GIVEN ENTRIES:
§ §
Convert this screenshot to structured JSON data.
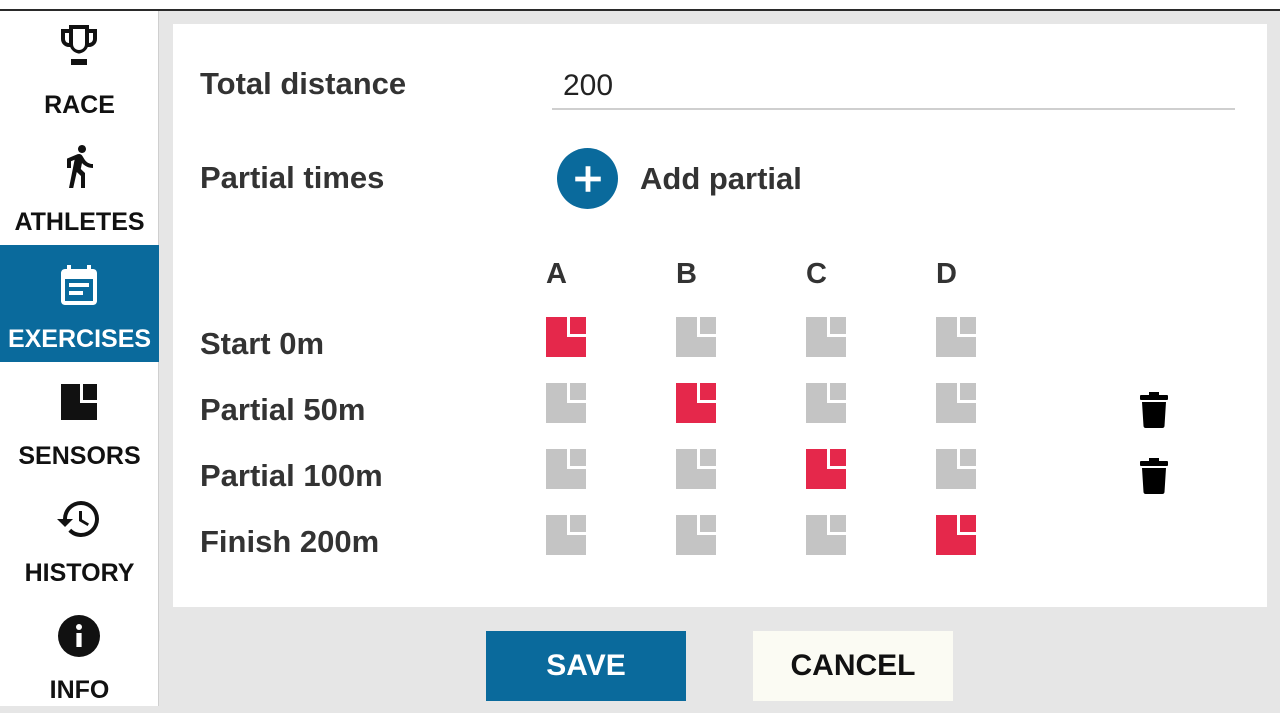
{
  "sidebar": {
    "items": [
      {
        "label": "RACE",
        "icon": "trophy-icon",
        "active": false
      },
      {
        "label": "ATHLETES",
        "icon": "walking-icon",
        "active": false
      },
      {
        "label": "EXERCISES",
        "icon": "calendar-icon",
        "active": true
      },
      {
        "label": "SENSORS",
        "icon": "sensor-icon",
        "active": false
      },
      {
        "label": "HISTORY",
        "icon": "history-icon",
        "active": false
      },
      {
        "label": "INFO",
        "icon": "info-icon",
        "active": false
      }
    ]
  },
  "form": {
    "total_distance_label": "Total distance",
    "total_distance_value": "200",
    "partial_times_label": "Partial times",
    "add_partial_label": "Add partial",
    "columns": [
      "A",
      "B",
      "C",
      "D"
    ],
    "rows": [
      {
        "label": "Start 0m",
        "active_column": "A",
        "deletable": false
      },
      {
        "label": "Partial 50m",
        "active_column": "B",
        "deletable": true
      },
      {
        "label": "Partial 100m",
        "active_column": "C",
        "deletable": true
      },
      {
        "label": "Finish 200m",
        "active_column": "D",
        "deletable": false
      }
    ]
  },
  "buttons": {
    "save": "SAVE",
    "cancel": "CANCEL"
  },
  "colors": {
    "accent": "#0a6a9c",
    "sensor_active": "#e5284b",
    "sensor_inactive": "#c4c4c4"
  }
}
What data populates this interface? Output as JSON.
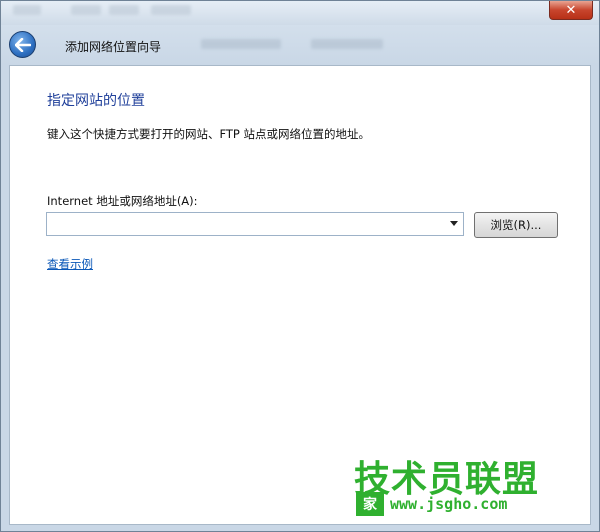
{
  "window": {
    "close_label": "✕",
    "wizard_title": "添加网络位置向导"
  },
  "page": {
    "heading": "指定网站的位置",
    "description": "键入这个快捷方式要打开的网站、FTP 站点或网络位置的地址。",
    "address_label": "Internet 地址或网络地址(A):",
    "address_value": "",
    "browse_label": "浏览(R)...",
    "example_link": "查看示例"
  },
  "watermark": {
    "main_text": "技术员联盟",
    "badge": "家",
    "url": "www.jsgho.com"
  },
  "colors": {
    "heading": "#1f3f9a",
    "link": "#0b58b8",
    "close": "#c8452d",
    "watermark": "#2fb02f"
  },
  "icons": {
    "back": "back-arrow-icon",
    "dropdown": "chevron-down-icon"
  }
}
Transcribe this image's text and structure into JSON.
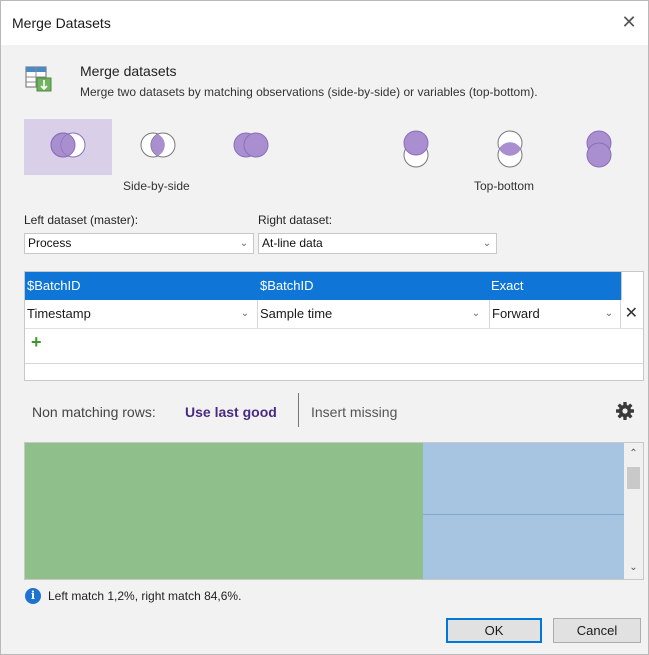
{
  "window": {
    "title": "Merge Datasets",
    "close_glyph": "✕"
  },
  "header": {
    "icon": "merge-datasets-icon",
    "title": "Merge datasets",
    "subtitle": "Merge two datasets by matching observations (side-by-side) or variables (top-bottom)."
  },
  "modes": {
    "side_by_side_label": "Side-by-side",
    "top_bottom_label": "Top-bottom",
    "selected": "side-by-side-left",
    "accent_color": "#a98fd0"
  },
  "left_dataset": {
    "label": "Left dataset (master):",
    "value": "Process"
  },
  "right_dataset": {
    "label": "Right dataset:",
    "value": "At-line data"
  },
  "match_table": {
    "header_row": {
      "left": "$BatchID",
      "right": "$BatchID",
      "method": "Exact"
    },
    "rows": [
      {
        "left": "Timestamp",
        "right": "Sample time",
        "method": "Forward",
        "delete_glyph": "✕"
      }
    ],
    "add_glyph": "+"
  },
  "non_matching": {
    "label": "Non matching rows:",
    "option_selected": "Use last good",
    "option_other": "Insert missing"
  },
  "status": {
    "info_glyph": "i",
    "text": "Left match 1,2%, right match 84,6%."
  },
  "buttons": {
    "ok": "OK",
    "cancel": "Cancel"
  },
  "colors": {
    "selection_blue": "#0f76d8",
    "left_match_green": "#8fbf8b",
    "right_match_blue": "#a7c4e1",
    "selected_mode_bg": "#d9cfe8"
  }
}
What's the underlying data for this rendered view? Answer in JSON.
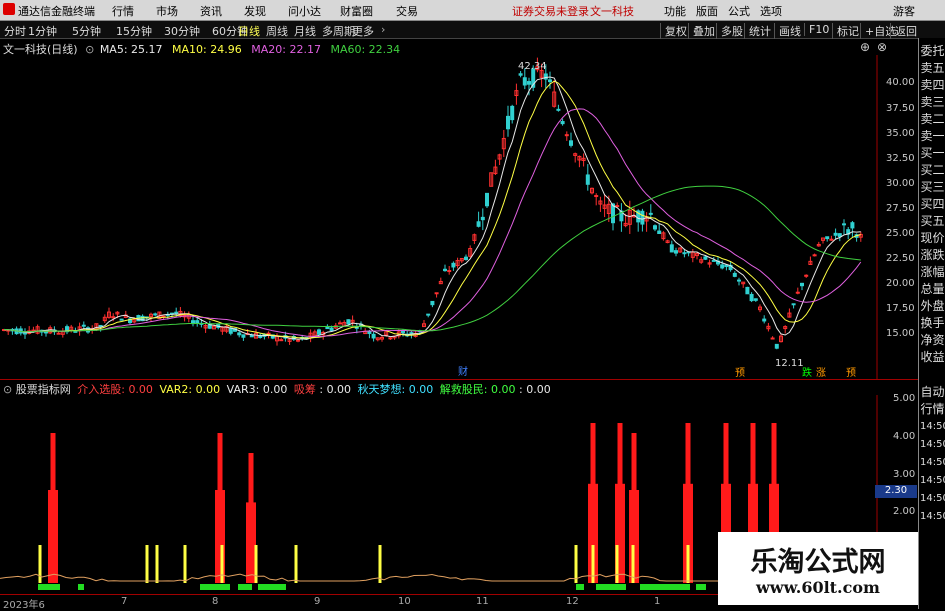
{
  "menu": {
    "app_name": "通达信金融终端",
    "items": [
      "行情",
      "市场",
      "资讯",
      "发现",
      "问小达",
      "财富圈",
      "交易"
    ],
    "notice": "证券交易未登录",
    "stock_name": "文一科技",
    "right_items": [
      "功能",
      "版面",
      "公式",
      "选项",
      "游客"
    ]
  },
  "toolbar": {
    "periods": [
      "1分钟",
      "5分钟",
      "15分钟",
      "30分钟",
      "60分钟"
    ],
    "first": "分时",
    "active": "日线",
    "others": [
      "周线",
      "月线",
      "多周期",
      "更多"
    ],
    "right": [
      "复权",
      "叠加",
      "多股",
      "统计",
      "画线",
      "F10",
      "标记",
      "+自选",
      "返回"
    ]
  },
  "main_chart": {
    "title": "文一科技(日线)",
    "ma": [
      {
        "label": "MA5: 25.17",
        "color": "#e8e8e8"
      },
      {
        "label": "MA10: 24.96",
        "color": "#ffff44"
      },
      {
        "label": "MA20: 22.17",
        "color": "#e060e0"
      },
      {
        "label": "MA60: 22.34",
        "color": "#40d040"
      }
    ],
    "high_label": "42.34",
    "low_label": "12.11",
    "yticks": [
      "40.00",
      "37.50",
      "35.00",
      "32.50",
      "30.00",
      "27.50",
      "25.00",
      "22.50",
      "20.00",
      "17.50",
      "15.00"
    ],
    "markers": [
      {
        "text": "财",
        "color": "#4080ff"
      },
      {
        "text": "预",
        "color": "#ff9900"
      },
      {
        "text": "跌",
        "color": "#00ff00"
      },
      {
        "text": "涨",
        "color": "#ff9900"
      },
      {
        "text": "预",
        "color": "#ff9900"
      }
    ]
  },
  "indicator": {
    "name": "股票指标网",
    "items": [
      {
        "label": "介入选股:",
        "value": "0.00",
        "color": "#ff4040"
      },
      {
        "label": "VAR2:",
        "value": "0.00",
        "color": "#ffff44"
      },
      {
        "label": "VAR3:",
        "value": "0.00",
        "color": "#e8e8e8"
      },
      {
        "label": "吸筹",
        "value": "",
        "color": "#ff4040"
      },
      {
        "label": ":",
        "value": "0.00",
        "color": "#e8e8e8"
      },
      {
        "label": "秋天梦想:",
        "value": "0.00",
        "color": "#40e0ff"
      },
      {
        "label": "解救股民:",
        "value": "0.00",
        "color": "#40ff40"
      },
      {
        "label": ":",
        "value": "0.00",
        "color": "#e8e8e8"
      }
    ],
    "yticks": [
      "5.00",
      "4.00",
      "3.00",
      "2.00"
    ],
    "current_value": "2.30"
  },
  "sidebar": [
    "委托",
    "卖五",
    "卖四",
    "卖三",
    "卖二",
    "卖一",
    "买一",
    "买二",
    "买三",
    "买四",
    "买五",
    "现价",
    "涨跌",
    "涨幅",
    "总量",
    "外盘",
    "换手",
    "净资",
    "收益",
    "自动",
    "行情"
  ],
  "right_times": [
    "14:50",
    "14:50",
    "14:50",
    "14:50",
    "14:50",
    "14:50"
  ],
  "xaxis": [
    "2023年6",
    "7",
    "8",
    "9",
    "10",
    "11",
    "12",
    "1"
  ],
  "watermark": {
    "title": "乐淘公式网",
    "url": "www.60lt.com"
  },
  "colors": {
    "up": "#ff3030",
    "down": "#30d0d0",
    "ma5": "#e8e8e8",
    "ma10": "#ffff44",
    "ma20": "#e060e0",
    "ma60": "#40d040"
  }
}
§ §
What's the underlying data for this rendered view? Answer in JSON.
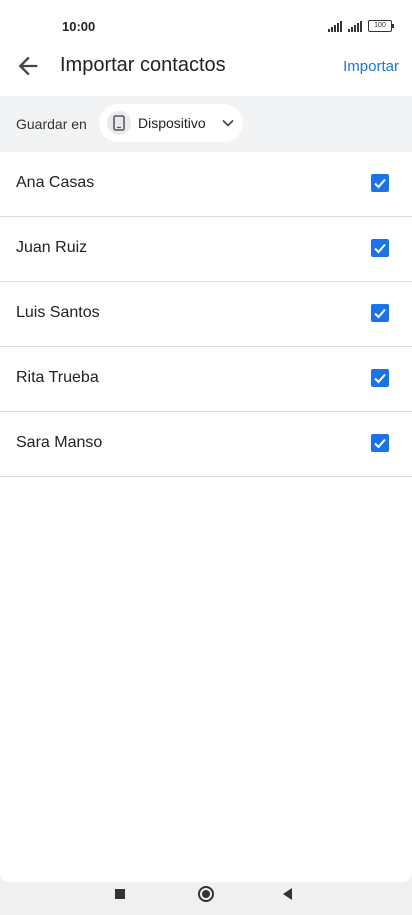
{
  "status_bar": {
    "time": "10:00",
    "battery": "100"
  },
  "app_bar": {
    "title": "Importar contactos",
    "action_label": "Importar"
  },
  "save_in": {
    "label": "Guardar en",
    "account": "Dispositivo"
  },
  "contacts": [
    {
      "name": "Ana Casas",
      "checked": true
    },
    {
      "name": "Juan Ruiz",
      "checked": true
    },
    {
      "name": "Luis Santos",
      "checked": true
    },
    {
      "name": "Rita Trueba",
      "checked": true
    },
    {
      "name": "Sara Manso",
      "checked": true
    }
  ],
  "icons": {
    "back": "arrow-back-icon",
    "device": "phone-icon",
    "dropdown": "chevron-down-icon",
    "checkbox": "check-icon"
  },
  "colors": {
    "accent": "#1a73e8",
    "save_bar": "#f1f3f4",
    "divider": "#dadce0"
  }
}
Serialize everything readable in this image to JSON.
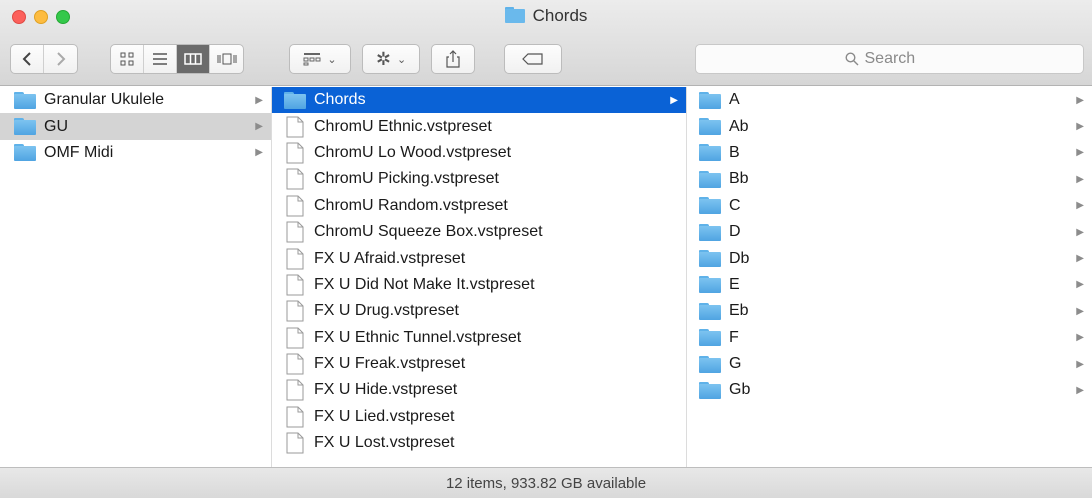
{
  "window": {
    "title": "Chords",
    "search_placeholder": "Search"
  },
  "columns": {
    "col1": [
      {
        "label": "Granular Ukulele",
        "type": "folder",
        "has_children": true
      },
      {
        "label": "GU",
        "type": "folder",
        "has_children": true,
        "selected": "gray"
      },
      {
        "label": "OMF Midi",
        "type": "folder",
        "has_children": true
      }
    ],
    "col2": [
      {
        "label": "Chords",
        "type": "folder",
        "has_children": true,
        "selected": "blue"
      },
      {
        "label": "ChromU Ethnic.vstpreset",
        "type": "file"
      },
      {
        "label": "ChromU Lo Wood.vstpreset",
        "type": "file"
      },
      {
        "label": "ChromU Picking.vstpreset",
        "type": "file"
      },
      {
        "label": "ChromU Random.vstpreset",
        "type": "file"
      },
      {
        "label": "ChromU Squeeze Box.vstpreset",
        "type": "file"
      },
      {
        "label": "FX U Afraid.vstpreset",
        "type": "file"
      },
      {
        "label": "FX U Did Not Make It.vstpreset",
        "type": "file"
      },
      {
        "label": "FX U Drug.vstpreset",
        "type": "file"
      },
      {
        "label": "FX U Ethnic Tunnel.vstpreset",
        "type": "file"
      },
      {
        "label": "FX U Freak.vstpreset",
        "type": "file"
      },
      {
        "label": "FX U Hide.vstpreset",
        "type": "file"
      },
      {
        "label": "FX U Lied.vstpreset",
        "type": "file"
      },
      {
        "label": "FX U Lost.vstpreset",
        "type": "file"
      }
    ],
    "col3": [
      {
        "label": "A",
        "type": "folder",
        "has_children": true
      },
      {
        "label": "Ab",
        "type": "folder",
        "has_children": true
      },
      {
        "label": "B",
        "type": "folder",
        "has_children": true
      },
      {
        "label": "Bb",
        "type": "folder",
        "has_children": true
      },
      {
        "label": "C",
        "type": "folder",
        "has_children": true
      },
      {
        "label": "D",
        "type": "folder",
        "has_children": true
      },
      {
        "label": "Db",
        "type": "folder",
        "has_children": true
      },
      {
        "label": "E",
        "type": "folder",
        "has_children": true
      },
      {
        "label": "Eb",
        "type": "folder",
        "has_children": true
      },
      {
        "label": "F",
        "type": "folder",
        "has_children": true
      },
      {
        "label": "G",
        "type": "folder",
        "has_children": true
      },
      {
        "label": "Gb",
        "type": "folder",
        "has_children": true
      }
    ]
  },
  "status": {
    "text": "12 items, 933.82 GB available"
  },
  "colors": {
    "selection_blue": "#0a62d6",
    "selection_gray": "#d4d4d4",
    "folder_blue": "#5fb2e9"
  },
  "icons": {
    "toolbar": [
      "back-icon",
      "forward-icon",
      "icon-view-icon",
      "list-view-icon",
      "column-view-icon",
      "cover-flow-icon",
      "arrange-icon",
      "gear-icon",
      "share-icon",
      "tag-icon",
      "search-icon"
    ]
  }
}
§ §
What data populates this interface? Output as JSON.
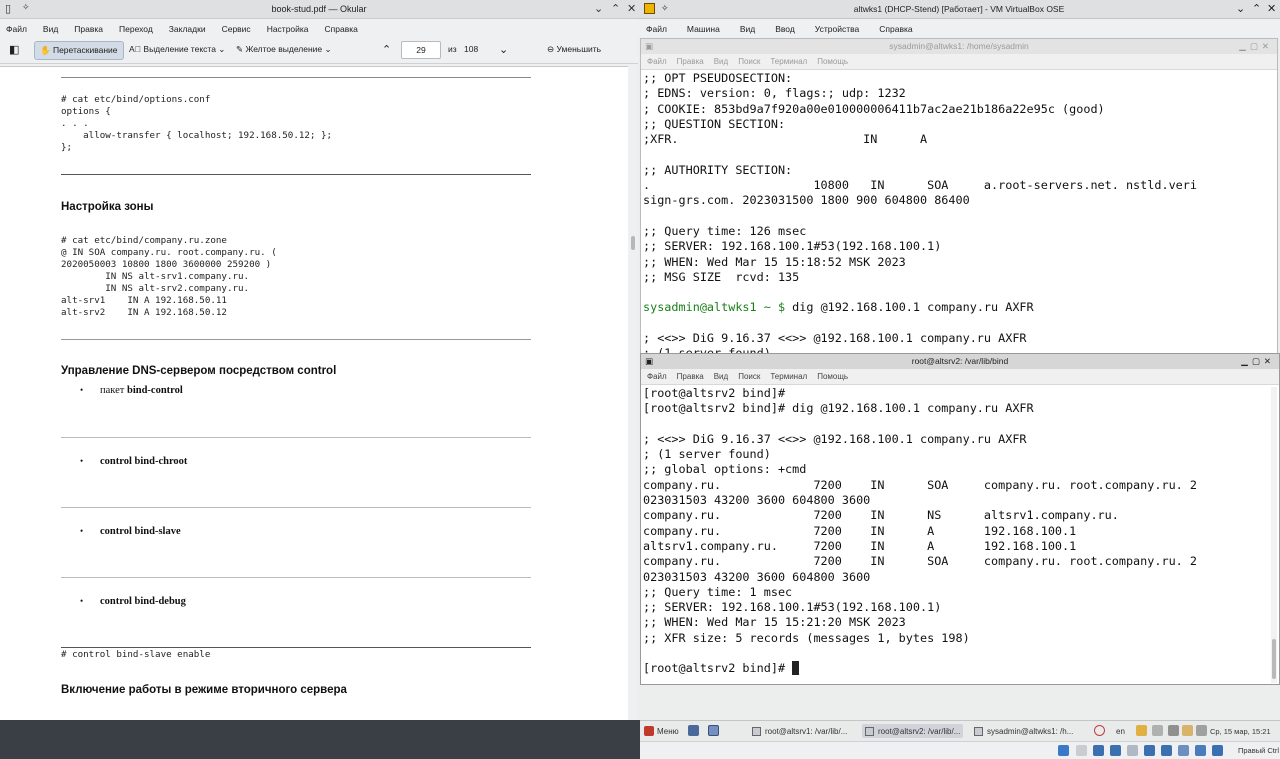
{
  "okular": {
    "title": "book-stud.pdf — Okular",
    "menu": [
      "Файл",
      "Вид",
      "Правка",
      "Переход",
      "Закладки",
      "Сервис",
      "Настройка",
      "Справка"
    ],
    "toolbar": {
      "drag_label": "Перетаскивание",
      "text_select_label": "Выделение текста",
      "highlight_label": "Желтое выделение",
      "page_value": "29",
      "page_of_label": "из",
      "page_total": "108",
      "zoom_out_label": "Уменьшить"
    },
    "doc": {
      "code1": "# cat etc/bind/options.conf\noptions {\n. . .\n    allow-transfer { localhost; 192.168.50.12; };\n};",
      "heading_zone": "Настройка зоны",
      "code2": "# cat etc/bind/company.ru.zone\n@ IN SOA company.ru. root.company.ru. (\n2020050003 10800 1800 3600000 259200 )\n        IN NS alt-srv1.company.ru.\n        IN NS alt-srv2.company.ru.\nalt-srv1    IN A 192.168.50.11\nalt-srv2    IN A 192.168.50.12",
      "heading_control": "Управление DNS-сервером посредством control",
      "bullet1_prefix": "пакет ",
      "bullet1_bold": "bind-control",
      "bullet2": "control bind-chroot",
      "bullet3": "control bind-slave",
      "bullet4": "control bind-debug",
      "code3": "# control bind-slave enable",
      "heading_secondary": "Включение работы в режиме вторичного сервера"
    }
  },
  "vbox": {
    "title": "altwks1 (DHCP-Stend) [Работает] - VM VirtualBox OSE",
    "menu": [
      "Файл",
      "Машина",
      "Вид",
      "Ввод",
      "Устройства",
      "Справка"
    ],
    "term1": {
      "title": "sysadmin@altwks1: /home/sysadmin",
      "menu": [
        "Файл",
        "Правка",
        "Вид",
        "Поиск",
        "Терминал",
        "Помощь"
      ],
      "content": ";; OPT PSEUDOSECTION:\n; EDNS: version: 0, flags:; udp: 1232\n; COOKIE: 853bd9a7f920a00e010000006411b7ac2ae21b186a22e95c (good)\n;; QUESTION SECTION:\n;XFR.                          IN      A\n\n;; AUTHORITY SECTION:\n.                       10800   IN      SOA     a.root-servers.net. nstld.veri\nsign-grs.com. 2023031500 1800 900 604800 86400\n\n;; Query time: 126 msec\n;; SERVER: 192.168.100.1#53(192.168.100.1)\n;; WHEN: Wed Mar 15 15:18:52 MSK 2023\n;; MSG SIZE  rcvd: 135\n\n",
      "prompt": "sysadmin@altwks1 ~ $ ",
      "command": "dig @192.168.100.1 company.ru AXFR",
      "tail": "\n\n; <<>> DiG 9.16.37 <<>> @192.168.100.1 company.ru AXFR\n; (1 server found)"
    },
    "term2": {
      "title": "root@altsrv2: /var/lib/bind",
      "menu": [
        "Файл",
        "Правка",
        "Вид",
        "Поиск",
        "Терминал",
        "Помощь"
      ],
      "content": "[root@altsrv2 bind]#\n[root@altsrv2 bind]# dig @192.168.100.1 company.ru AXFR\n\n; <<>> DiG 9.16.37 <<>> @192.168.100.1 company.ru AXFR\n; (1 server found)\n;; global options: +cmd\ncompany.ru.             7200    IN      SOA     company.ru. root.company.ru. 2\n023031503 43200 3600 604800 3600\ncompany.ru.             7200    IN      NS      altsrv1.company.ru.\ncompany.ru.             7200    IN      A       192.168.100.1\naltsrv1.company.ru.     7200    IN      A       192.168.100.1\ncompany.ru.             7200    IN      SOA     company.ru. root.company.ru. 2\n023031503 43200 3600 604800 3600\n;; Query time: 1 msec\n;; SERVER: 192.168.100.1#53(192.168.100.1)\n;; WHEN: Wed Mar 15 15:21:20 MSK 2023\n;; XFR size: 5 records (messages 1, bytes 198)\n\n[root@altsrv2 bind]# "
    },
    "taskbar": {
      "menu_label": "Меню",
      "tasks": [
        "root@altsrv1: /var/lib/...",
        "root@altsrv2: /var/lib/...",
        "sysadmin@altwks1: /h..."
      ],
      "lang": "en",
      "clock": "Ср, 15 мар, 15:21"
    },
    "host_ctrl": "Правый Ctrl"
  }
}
§ §
THE EXERCISE:
Tally up the lines in the records containing the word "AXFR", then give the count and nothing else.

EXERCISE OUTPUT:
3